» **Requirement**
Can you transcribe the data exactly? Leave the pictures out.

» **Data entries**
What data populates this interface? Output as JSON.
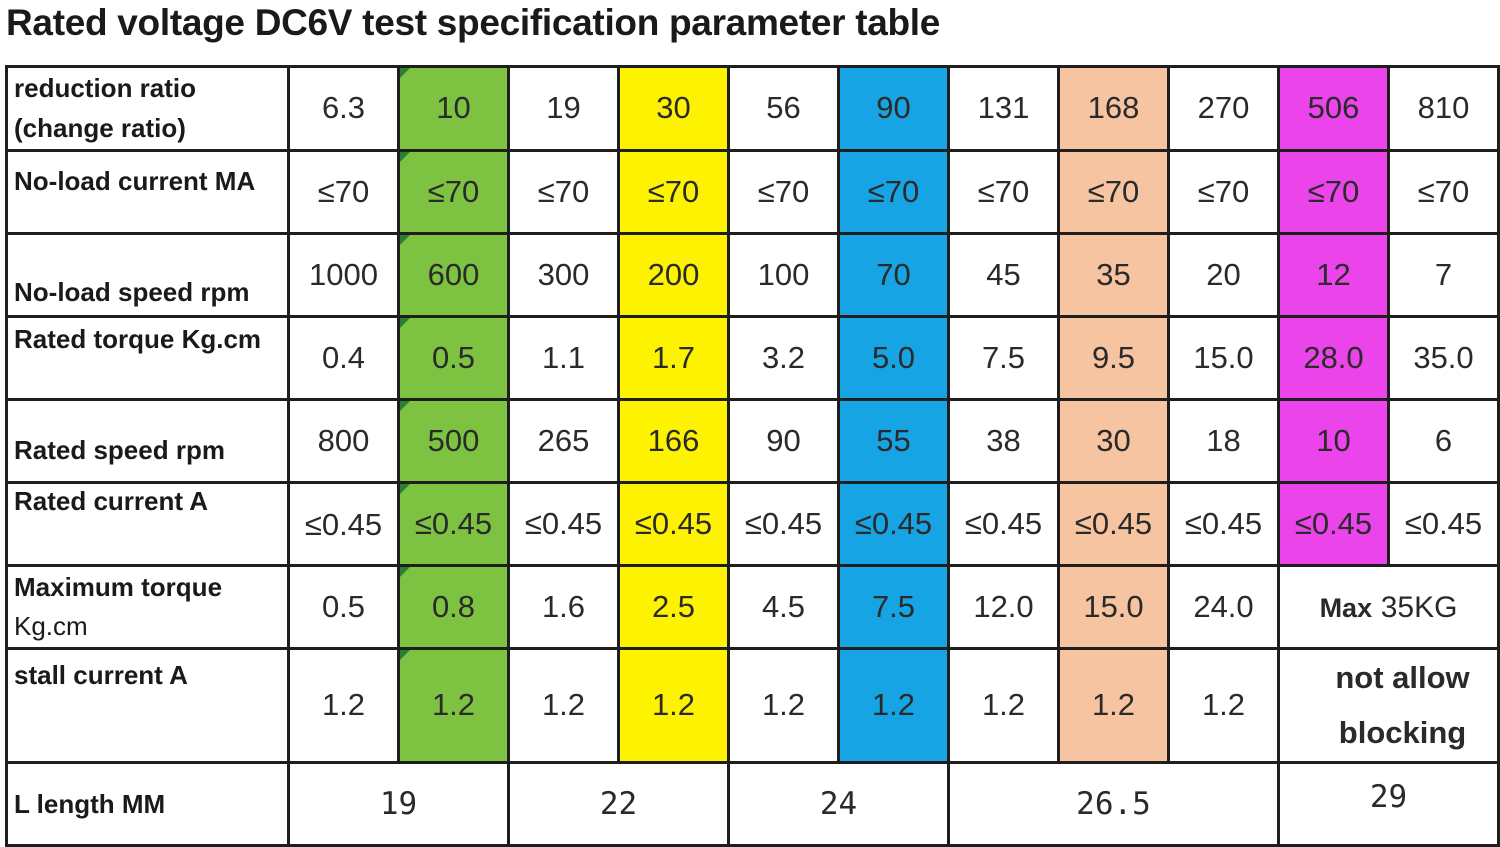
{
  "title": "Rated voltage DC6V test specification parameter table",
  "colors": {
    "green": "#7dc241",
    "yellow": "#fdf200",
    "blue": "#16a4e4",
    "peach": "#f6c4a0",
    "magenta": "#ea44ea"
  },
  "rows": [
    {
      "label_line1": "reduction ratio",
      "label_line2": "(change ratio)",
      "values": [
        "6.3",
        "10",
        "19",
        "30",
        "56",
        "90",
        "131",
        "168",
        "270",
        "506",
        "810"
      ]
    },
    {
      "label": "No-load current MA",
      "values": [
        "≤70",
        "≤70",
        "≤70",
        "≤70",
        "≤70",
        "≤70",
        "≤70",
        "≤70",
        "≤70",
        "≤70",
        "≤70"
      ]
    },
    {
      "label": "No-load speed rpm",
      "values": [
        "1000",
        "600",
        "300",
        "200",
        "100",
        "70",
        "45",
        "35",
        "20",
        "12",
        "7"
      ]
    },
    {
      "label": "Rated torque Kg.cm",
      "values": [
        "0.4",
        "0.5",
        "1.1",
        "1.7",
        "3.2",
        "5.0",
        "7.5",
        "9.5",
        "15.0",
        "28.0",
        "35.0"
      ]
    },
    {
      "label": "Rated speed rpm",
      "values": [
        "800",
        "500",
        "265",
        "166",
        "90",
        "55",
        "38",
        "30",
        "18",
        "10",
        "6"
      ]
    },
    {
      "label": "Rated current A",
      "values": [
        "≤0.45",
        "≤0.45",
        "≤0.45",
        "≤0.45",
        "≤0.45",
        "≤0.45",
        "≤0.45",
        "≤0.45",
        "≤0.45",
        "≤0.45",
        "≤0.45"
      ]
    },
    {
      "label_line1": "Maximum torque",
      "label_line2": "Kg.cm",
      "values": [
        "0.5",
        "0.8",
        "1.6",
        "2.5",
        "4.5",
        "7.5",
        "12.0",
        "15.0",
        "24.0"
      ],
      "merged_note": {
        "bold": "Max",
        "rest": "35KG"
      }
    },
    {
      "label": "stall current A",
      "values": [
        "1.2",
        "1.2",
        "1.2",
        "1.2",
        "1.2",
        "1.2",
        "1.2",
        "1.2",
        "1.2"
      ],
      "merged_note": {
        "line1": "not allow",
        "line2": "blocking"
      }
    },
    {
      "label": "L length MM",
      "lengths": [
        "19",
        "22",
        "24",
        "26.5",
        "29"
      ]
    }
  ]
}
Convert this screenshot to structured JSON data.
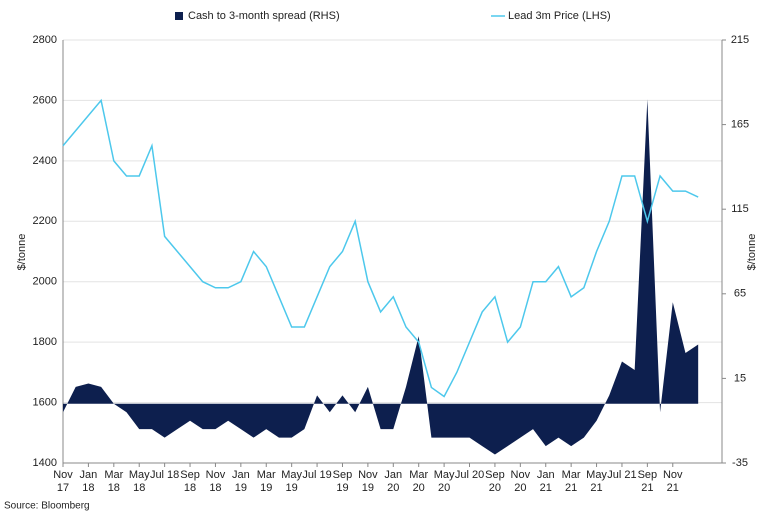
{
  "chart_data": {
    "type": "line",
    "source": "Source: Bloomberg",
    "y_label": "$/tonne",
    "y2_label": "$/tonne",
    "categories": [
      "Nov 17",
      null,
      "Jan 18",
      null,
      "Mar 18",
      null,
      "May 18",
      null,
      "Jul 18",
      null,
      "Sep 18",
      null,
      "Nov 18",
      null,
      "Jan 19",
      null,
      "Mar 19",
      null,
      "May 19",
      null,
      "Jul 19",
      null,
      "Sep 19",
      null,
      "Nov 19",
      null,
      "Jan 20",
      null,
      "Mar 20",
      null,
      "May 20",
      null,
      "Jul 20",
      null,
      "Sep 20",
      null,
      "Nov 20",
      null,
      "Jan 21",
      null,
      "Mar 21",
      null,
      "May 21",
      null,
      "Jul 21",
      null,
      "Sep 21",
      null,
      "Nov 21",
      null,
      null
    ],
    "series": [
      {
        "name": "Cash to 3-month spread (RHS)",
        "kind": "area",
        "axis": "y2",
        "color": "#0d1f4e",
        "values": [
          -5,
          10,
          12,
          10,
          0,
          -5,
          -15,
          -15,
          -20,
          -15,
          -10,
          -15,
          -15,
          -10,
          -15,
          -20,
          -15,
          -20,
          -20,
          -15,
          5,
          -5,
          5,
          -5,
          10,
          -15,
          -15,
          10,
          40,
          -20,
          -20,
          -20,
          -20,
          -25,
          -30,
          -25,
          -20,
          -15,
          -25,
          -20,
          -25,
          -20,
          -10,
          5,
          25,
          20,
          180,
          -5,
          60,
          30,
          35
        ]
      },
      {
        "name": "Lead 3m Price (LHS)",
        "kind": "line",
        "color": "#4dc8ec",
        "values": [
          2450,
          2500,
          2550,
          2600,
          2400,
          2350,
          2350,
          2450,
          2150,
          2100,
          2050,
          2000,
          1980,
          1980,
          2000,
          2100,
          2050,
          1950,
          1850,
          1850,
          1950,
          2050,
          2100,
          2200,
          2000,
          1900,
          1950,
          1850,
          1800,
          1650,
          1620,
          1700,
          1800,
          1900,
          1950,
          1800,
          1850,
          2000,
          2000,
          2050,
          1950,
          1980,
          2100,
          2200,
          2350,
          2350,
          2200,
          2350,
          2300,
          2300,
          2280
        ]
      }
    ],
    "ylim": [
      1400,
      2800
    ],
    "yticks": [
      1400,
      1600,
      1800,
      2000,
      2200,
      2400,
      2600,
      2800
    ],
    "y2lim": [
      -35,
      215
    ],
    "y2ticks": [
      -35,
      15,
      65,
      115,
      165,
      215
    ],
    "grid": true
  }
}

» **Answer to this problem**
What data populates this interface? Output as JSON.
{
  "title": "Rated voltage DC6V test specification parameter table",
  "colors": {
    "green": "#7dc241",
    "yellow": "#fdf200",
    "blue": "#16a4e4",
    "peach": "#f6c4a0",
    "magenta": "#ea44ea"
  },
  "rows": [
    {
      "label_line1": "reduction ratio",
      "label_line2": "(change ratio)",
      "values": [
        "6.3",
        "10",
        "19",
        "30",
        "56",
        "90",
        "131",
        "168",
        "270",
        "506",
        "810"
      ]
    },
    {
      "label": "No-load current MA",
      "values": [
        "≤70",
        "≤70",
        "≤70",
        "≤70",
        "≤70",
        "≤70",
        "≤70",
        "≤70",
        "≤70",
        "≤70",
        "≤70"
      ]
    },
    {
      "label": "No-load speed rpm",
      "values": [
        "1000",
        "600",
        "300",
        "200",
        "100",
        "70",
        "45",
        "35",
        "20",
        "12",
        "7"
      ]
    },
    {
      "label": "Rated torque Kg.cm",
      "values": [
        "0.4",
        "0.5",
        "1.1",
        "1.7",
        "3.2",
        "5.0",
        "7.5",
        "9.5",
        "15.0",
        "28.0",
        "35.0"
      ]
    },
    {
      "label": "Rated speed rpm",
      "values": [
        "800",
        "500",
        "265",
        "166",
        "90",
        "55",
        "38",
        "30",
        "18",
        "10",
        "6"
      ]
    },
    {
      "label": "Rated current A",
      "values": [
        "≤0.45",
        "≤0.45",
        "≤0.45",
        "≤0.45",
        "≤0.45",
        "≤0.45",
        "≤0.45",
        "≤0.45",
        "≤0.45",
        "≤0.45",
        "≤0.45"
      ]
    },
    {
      "label_line1": "Maximum torque",
      "label_line2": "Kg.cm",
      "values": [
        "0.5",
        "0.8",
        "1.6",
        "2.5",
        "4.5",
        "7.5",
        "12.0",
        "15.0",
        "24.0"
      ],
      "merged_note": {
        "bold": "Max",
        "rest": "35KG"
      }
    },
    {
      "label": "stall current A",
      "values": [
        "1.2",
        "1.2",
        "1.2",
        "1.2",
        "1.2",
        "1.2",
        "1.2",
        "1.2",
        "1.2"
      ],
      "merged_note": {
        "line1": "not allow",
        "line2": "blocking"
      }
    },
    {
      "label": "L length MM",
      "lengths": [
        "19",
        "22",
        "24",
        "26.5",
        "29"
      ]
    }
  ]
}
Convert this screenshot to structured JSON data.
{
  "chart_data": {
    "type": "line",
    "source": "Source: Bloomberg",
    "y_label": "$/tonne",
    "y2_label": "$/tonne",
    "categories": [
      "Nov 17",
      null,
      "Jan 18",
      null,
      "Mar 18",
      null,
      "May 18",
      null,
      "Jul 18",
      null,
      "Sep 18",
      null,
      "Nov 18",
      null,
      "Jan 19",
      null,
      "Mar 19",
      null,
      "May 19",
      null,
      "Jul 19",
      null,
      "Sep 19",
      null,
      "Nov 19",
      null,
      "Jan 20",
      null,
      "Mar 20",
      null,
      "May 20",
      null,
      "Jul 20",
      null,
      "Sep 20",
      null,
      "Nov 20",
      null,
      "Jan 21",
      null,
      "Mar 21",
      null,
      "May 21",
      null,
      "Jul 21",
      null,
      "Sep 21",
      null,
      "Nov 21",
      null,
      null
    ],
    "series": [
      {
        "name": "Cash to 3-month spread (RHS)",
        "kind": "area",
        "axis": "y2",
        "color": "#0d1f4e",
        "values": [
          -5,
          10,
          12,
          10,
          0,
          -5,
          -15,
          -15,
          -20,
          -15,
          -10,
          -15,
          -15,
          -10,
          -15,
          -20,
          -15,
          -20,
          -20,
          -15,
          5,
          -5,
          5,
          -5,
          10,
          -15,
          -15,
          10,
          40,
          -20,
          -20,
          -20,
          -20,
          -25,
          -30,
          -25,
          -20,
          -15,
          -25,
          -20,
          -25,
          -20,
          -10,
          5,
          25,
          20,
          180,
          -5,
          60,
          30,
          35
        ]
      },
      {
        "name": "Lead 3m Price (LHS)",
        "kind": "line",
        "color": "#4dc8ec",
        "values": [
          2450,
          2500,
          2550,
          2600,
          2400,
          2350,
          2350,
          2450,
          2150,
          2100,
          2050,
          2000,
          1980,
          1980,
          2000,
          2100,
          2050,
          1950,
          1850,
          1850,
          1950,
          2050,
          2100,
          2200,
          2000,
          1900,
          1950,
          1850,
          1800,
          1650,
          1620,
          1700,
          1800,
          1900,
          1950,
          1800,
          1850,
          2000,
          2000,
          2050,
          1950,
          1980,
          2100,
          2200,
          2350,
          2350,
          2200,
          2350,
          2300,
          2300,
          2280
        ]
      }
    ],
    "ylim": [
      1400,
      2800
    ],
    "yticks": [
      1400,
      1600,
      1800,
      2000,
      2200,
      2400,
      2600,
      2800
    ],
    "y2lim": [
      -35,
      215
    ],
    "y2ticks": [
      -35,
      15,
      65,
      115,
      165,
      215
    ],
    "grid": true
  }
}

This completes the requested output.